__WHAT THIS TASK INVOLVES__:
Copy every line of the listing that holds the string "СРЕДА".

%%

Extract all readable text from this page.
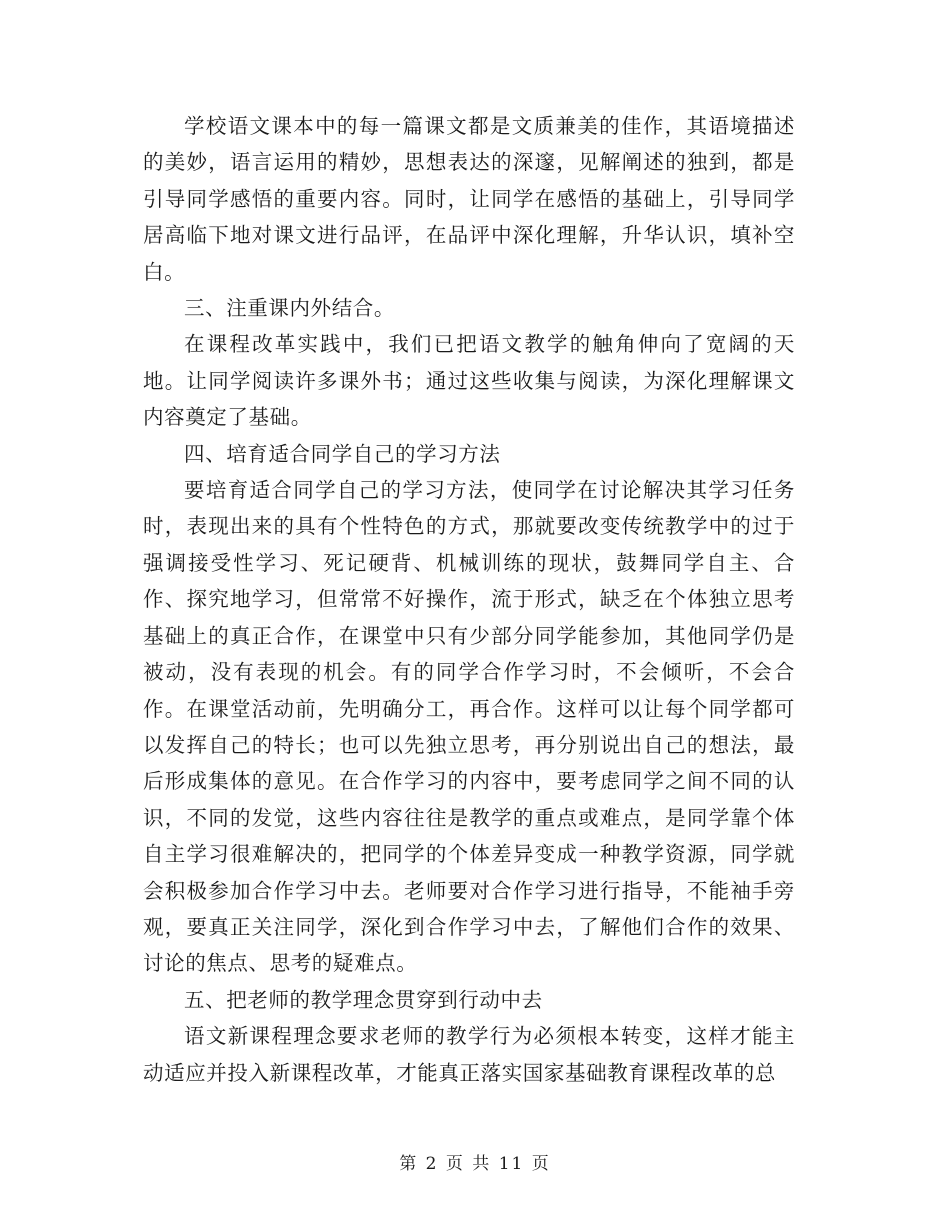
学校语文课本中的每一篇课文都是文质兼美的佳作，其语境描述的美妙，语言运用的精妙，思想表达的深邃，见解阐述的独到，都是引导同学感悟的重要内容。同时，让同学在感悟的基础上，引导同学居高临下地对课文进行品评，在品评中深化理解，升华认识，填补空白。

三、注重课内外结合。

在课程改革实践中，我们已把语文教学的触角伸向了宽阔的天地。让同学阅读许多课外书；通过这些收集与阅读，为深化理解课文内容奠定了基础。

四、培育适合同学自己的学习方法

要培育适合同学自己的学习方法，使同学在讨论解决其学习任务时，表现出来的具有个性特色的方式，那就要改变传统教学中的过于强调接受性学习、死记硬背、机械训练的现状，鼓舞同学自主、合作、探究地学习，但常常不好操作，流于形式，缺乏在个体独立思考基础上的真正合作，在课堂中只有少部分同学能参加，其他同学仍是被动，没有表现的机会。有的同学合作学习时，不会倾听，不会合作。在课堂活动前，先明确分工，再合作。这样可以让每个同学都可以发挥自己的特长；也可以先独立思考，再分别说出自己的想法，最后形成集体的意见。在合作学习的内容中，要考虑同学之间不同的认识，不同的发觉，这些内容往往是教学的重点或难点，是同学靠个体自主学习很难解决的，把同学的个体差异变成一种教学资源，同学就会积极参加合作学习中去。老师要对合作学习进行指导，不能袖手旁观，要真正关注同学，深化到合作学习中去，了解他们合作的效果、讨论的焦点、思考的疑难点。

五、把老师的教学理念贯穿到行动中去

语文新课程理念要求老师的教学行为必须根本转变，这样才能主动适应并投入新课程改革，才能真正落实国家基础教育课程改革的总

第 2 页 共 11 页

%%
%%

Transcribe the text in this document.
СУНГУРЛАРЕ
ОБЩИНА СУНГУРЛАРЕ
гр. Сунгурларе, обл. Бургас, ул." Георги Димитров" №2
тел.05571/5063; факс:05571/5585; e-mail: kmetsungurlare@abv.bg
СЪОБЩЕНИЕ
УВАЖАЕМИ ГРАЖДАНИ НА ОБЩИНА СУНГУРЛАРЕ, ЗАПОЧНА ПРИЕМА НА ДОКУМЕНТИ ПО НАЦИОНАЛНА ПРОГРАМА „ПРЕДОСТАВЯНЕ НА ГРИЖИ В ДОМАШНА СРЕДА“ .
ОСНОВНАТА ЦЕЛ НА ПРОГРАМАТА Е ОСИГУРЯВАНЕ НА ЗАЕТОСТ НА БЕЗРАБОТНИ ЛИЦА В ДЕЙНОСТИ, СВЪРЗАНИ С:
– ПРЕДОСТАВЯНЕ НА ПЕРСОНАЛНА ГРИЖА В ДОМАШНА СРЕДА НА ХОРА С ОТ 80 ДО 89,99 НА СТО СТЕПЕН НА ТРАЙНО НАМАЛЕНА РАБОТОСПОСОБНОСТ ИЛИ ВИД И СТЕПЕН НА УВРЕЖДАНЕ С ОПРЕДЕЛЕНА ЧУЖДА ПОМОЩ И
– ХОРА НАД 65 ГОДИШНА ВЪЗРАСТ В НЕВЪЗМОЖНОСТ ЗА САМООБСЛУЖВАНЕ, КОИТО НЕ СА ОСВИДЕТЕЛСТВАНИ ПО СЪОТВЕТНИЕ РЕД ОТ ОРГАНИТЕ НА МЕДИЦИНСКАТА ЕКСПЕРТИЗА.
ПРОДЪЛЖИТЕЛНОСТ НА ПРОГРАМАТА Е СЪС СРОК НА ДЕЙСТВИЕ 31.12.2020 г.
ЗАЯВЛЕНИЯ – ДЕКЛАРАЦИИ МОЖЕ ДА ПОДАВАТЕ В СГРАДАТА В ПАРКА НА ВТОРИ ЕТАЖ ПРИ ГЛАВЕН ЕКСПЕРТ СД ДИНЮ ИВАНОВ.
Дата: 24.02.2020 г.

%%

__SOLUTION__:
УВАЖАЕМИ ГРАЖДАНИ НА ОБЩИНА СУНГУРЛАРЕ, ЗАПОЧНА ПРИЕМА НА ДОКУМЕНТИ ПО НАЦИОНАЛНА ПРОГРАМА „ПРЕДОСТАВЯНЕ НА ГРИЖИ В ДОМАШНА СРЕДА“ .
– ПРЕДОСТАВЯНЕ НА ПЕРСОНАЛНА ГРИЖА В ДОМАШНА СРЕДА НА ХОРА С ОТ 80 ДО 89,99 НА СТО СТЕПЕН НА ТРАЙНО НАМАЛЕНА РАБОТОСПОСОБНОСТ ИЛИ ВИД И СТЕПЕН НА УВРЕЖДАНЕ С ОПРЕДЕЛЕНА ЧУЖДА ПОМОЩ И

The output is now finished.